(Recorded data)
** Start **

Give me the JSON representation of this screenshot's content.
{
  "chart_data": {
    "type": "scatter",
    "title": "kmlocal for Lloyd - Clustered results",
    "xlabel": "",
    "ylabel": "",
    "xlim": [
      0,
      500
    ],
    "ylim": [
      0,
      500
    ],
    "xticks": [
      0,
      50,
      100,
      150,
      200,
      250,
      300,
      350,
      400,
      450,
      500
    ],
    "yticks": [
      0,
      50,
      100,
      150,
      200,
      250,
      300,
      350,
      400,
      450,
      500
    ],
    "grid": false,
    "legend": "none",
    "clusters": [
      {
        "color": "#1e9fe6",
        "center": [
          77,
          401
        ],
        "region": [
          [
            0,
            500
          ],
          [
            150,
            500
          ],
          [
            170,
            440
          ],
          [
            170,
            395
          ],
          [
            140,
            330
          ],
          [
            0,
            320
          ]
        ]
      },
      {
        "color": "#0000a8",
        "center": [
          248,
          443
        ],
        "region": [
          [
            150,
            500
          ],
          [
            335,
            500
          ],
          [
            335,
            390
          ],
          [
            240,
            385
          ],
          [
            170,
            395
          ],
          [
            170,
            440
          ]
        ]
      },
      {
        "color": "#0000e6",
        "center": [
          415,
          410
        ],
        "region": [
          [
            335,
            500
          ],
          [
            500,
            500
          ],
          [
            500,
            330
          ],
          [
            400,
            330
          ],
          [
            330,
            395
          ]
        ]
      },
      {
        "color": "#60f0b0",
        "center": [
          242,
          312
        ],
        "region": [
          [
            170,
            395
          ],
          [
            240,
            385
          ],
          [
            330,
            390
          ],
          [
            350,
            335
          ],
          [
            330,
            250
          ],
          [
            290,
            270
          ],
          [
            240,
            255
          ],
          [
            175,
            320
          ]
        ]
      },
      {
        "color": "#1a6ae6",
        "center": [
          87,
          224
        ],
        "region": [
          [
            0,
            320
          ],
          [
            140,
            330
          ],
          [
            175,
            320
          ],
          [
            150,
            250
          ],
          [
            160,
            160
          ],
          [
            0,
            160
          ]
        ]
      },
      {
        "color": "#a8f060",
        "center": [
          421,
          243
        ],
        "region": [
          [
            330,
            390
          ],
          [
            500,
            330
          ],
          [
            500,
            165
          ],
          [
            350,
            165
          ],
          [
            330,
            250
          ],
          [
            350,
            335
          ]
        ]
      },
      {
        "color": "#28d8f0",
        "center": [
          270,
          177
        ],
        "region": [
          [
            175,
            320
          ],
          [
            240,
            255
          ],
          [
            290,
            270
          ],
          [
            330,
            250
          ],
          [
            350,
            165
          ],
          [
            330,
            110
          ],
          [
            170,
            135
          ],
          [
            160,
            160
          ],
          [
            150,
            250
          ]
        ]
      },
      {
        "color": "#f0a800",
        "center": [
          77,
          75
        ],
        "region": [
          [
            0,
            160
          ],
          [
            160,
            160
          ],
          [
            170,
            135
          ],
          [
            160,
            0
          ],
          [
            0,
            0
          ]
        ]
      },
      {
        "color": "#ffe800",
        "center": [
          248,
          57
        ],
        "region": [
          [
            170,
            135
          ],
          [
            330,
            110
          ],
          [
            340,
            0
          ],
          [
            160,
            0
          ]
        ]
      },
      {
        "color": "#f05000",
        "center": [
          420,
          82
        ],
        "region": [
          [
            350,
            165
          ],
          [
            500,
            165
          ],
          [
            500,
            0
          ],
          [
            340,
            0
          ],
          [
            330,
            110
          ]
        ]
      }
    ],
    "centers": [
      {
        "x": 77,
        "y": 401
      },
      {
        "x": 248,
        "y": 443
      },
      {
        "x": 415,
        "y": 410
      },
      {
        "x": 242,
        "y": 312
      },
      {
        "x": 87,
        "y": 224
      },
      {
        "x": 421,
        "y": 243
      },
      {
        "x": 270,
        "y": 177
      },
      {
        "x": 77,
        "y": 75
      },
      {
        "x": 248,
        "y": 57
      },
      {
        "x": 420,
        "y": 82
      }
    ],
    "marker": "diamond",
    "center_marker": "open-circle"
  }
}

** End **

Required work:
Check each line above for the word "color", and copy the lines where it appears.

Final result:
        "color": "#1e9fe6",
        "color": "#0000a8",
        "color": "#0000e6",
        "color": "#60f0b0",
        "color": "#1a6ae6",
        "color": "#a8f060",
        "color": "#28d8f0",
        "color": "#f0a800",
        "color": "#ffe800",
        "color": "#f05000",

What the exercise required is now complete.